_What is being asked_
Of the lines in the listing below, how many hold "Settings"? Answer with the number only.

Collected data entries
________________________
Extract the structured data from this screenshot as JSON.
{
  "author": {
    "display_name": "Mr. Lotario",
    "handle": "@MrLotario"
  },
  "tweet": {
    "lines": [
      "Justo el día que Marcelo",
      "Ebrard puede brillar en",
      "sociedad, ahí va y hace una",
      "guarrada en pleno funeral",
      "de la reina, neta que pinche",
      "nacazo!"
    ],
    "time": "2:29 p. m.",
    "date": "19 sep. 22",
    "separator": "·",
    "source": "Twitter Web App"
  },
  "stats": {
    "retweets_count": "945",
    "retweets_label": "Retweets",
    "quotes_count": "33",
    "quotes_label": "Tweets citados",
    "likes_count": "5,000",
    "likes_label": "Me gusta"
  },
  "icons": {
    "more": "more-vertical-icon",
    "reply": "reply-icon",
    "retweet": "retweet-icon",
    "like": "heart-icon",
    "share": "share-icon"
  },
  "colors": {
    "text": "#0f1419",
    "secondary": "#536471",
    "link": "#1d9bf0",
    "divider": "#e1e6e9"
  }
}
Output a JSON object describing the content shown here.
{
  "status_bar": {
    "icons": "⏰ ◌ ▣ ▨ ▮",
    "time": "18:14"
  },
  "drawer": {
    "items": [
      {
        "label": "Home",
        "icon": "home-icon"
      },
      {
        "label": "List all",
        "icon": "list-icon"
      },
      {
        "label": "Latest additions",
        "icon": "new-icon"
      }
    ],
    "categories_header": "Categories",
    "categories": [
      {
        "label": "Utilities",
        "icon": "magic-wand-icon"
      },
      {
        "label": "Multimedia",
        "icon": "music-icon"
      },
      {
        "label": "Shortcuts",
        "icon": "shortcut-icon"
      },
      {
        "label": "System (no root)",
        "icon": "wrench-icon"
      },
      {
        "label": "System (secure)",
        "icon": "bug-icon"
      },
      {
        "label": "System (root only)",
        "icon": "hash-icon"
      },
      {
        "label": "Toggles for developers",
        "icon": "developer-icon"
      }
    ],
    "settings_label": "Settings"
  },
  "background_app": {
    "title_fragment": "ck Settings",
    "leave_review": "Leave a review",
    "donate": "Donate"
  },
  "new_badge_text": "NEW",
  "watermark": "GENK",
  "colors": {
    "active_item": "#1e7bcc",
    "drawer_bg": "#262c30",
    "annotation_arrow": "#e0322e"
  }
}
________________________
_Task response_
2